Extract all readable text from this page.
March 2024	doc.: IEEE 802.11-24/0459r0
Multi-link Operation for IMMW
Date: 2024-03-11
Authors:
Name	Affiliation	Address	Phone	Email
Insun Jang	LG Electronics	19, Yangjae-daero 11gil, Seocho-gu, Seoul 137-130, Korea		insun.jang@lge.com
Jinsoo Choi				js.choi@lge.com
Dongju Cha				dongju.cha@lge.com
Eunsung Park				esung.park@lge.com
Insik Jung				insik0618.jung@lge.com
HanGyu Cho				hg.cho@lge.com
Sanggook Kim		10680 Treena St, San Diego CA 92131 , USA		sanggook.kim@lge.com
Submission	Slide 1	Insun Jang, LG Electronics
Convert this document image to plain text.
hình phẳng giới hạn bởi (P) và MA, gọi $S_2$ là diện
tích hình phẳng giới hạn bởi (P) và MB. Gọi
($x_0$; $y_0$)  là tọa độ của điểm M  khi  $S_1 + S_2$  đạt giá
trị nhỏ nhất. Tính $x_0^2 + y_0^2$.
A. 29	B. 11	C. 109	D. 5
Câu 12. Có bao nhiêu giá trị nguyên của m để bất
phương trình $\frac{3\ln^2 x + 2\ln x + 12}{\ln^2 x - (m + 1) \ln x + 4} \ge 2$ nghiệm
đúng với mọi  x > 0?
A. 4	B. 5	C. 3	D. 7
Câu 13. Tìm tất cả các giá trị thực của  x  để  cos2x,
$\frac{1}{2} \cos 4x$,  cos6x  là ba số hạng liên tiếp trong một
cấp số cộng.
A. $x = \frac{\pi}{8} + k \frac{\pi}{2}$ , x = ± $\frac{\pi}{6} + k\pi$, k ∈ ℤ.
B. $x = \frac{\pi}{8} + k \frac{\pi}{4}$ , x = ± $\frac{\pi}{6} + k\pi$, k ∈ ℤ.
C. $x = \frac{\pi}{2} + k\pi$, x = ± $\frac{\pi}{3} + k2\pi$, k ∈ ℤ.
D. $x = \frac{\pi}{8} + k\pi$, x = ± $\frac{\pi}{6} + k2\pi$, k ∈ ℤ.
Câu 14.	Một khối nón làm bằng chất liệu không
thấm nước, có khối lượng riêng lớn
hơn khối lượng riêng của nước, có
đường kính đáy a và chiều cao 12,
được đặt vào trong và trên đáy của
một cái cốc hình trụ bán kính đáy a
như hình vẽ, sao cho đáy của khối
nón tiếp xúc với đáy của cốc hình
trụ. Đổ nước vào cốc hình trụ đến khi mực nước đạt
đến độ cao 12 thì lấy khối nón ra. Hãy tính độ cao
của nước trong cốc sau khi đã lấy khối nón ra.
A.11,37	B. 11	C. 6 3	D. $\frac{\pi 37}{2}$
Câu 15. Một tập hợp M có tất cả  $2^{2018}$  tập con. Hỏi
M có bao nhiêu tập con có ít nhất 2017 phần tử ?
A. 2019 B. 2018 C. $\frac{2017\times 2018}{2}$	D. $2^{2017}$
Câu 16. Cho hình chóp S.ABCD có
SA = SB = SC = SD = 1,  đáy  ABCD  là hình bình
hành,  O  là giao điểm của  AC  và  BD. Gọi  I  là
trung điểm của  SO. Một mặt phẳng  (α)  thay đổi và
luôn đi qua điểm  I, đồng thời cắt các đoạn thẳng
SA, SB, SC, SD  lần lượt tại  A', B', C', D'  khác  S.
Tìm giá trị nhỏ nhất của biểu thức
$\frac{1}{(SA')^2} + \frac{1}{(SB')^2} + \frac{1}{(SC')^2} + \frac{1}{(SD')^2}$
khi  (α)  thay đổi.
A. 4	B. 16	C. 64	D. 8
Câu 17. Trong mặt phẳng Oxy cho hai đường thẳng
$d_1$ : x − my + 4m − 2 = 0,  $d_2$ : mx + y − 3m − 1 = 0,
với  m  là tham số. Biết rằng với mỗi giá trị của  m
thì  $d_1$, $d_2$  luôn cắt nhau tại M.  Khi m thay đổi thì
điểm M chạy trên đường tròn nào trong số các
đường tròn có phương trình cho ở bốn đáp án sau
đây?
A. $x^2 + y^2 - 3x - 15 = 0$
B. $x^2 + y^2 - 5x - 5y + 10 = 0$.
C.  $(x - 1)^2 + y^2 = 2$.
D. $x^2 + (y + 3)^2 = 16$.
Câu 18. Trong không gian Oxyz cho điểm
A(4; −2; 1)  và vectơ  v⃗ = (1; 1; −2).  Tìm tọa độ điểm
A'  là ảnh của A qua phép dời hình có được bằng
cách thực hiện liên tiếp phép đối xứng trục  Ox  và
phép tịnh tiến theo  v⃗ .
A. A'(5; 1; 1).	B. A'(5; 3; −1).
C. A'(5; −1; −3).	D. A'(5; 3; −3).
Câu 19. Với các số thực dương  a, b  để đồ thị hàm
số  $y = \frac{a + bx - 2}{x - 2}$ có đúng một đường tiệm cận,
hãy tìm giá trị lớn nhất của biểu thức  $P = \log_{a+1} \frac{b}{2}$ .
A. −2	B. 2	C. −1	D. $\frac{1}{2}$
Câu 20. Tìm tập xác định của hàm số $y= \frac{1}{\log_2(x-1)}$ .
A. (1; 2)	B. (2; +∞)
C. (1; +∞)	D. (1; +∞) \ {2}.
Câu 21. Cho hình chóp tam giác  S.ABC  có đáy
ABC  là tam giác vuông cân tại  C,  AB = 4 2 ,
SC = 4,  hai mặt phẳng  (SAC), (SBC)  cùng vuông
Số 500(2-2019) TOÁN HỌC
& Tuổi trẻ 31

·····

### [Aim]
Exact copies of all the records are required.

### [Answer below]
Extract all readable text from this page.
March 2024	doc.: IEEE 802.11-24/0459r0
Multi-link Operation for IMMW
Date: 2024-03-11
Authors:
Name	Affiliation	Address	Phone	Email
Insun Jang	LG Electronics	19, Yangjae-daero 11gil, Seocho-gu, Seoul 137-130, Korea		insun.jang@lge.com
Jinsoo Choi				js.choi@lge.com
Dongju Cha				dongju.cha@lge.com
Eunsung Park				esung.park@lge.com
Insik Jung				insik0618.jung@lge.com
HanGyu Cho				hg.cho@lge.com
Sanggook Kim		10680 Treena St, San Diego CA 92131 , USA		sanggook.kim@lge.com
Submission	Slide 1	Insun Jang, LG Electronics
Convert this document image to plain text.
hình phẳng giới hạn bởi (P) và MA, gọi $S_2$ là diện
tích hình phẳng giới hạn bởi (P) và MB. Gọi
($x_0$; $y_0$)  là tọa độ của điểm M  khi  $S_1 + S_2$  đạt giá
trị nhỏ nhất. Tính $x_0^2 + y_0^2$.
A. 29	B. 11	C. 109	D. 5
Câu 12. Có bao nhiêu giá trị nguyên của m để bất
phương trình $\frac{3\ln^2 x + 2\ln x + 12}{\ln^2 x - (m + 1) \ln x + 4} \ge 2$ nghiệm
đúng với mọi  x > 0?
A. 4	B. 5	C. 3	D. 7
Câu 13. Tìm tất cả các giá trị thực của  x  để  cos2x,
$\frac{1}{2} \cos 4x$,  cos6x  là ba số hạng liên tiếp trong một
cấp số cộng.
A. $x = \frac{\pi}{8} + k \frac{\pi}{2}$ , x = ± $\frac{\pi}{6} + k\pi$, k ∈ ℤ.
B. $x = \frac{\pi}{8} + k \frac{\pi}{4}$ , x = ± $\frac{\pi}{6} + k\pi$, k ∈ ℤ.
C. $x = \frac{\pi}{2} + k\pi$, x = ± $\frac{\pi}{3} + k2\pi$, k ∈ ℤ.
D. $x = \frac{\pi}{8} + k\pi$, x = ± $\frac{\pi}{6} + k2\pi$, k ∈ ℤ.
Câu 14.	Một khối nón làm bằng chất liệu không
thấm nước, có khối lượng riêng lớn
hơn khối lượng riêng của nước, có
đường kính đáy a và chiều cao 12,
được đặt vào trong và trên đáy của
một cái cốc hình trụ bán kính đáy a
như hình vẽ, sao cho đáy của khối
nón tiếp xúc với đáy của cốc hình
trụ. Đổ nước vào cốc hình trụ đến khi mực nước đạt
đến độ cao 12 thì lấy khối nón ra. Hãy tính độ cao
của nước trong cốc sau khi đã lấy khối nón ra.
A.11,37	B. 11	C. 6 3	D. $\frac{\pi 37}{2}$
Câu 15. Một tập hợp M có tất cả  $2^{2018}$  tập con. Hỏi
M có bao nhiêu tập con có ít nhất 2017 phần tử ?
A. 2019 B. 2018 C. $\frac{2017\times 2018}{2}$	D. $2^{2017}$
Câu 16. Cho hình chóp S.ABCD có
SA = SB = SC = SD = 1,  đáy  ABCD  là hình bình
hành,  O  là giao điểm của  AC  và  BD. Gọi  I  là
trung điểm của  SO. Một mặt phẳng  (α)  thay đổi và
luôn đi qua điểm  I, đồng thời cắt các đoạn thẳng
SA, SB, SC, SD  lần lượt tại  A', B', C', D'  khác  S.
Tìm giá trị nhỏ nhất của biểu thức
$\frac{1}{(SA')^2} + \frac{1}{(SB')^2} + \frac{1}{(SC')^2} + \frac{1}{(SD')^2}$
khi  (α)  thay đổi.
A. 4	B. 16	C. 64	D. 8
Câu 17. Trong mặt phẳng Oxy cho hai đường thẳng
$d_1$ : x − my + 4m − 2 = 0,  $d_2$ : mx + y − 3m − 1 = 0,
với  m  là tham số. Biết rằng với mỗi giá trị của  m
thì  $d_1$, $d_2$  luôn cắt nhau tại M.  Khi m thay đổi thì
điểm M chạy trên đường tròn nào trong số các
đường tròn có phương trình cho ở bốn đáp án sau
đây?
A. $x^2 + y^2 - 3x - 15 = 0$
B. $x^2 + y^2 - 5x - 5y + 10 = 0$.
C.  $(x - 1)^2 + y^2 = 2$.
D. $x^2 + (y + 3)^2 = 16$.
Câu 18. Trong không gian Oxyz cho điểm
A(4; −2; 1)  và vectơ  v⃗ = (1; 1; −2).  Tìm tọa độ điểm
A'  là ảnh của A qua phép dời hình có được bằng
cách thực hiện liên tiếp phép đối xứng trục  Ox  và
phép tịnh tiến theo  v⃗ .
A. A'(5; 1; 1).	B. A'(5; 3; −1).
C. A'(5; −1; −3).	D. A'(5; 3; −3).
Câu 19. Với các số thực dương  a, b  để đồ thị hàm
số  $y = \frac{a + bx - 2}{x - 2}$ có đúng một đường tiệm cận,
hãy tìm giá trị lớn nhất của biểu thức  $P = \log_{a+1} \frac{b}{2}$ .
A. −2	B. 2	C. −1	D. $\frac{1}{2}$
Câu 20. Tìm tập xác định của hàm số $y= \frac{1}{\log_2(x-1)}$ .
A. (1; 2)	B. (2; +∞)
C. (1; +∞)	D. (1; +∞) \ {2}.
Câu 21. Cho hình chóp tam giác  S.ABC  có đáy
ABC  là tam giác vuông cân tại  C,  AB = 4 2 ,
SC = 4,  hai mặt phẳng  (SAC), (SBC)  cùng vuông
Số 500(2-2019) TOÁN HỌC
& Tuổi trẻ 31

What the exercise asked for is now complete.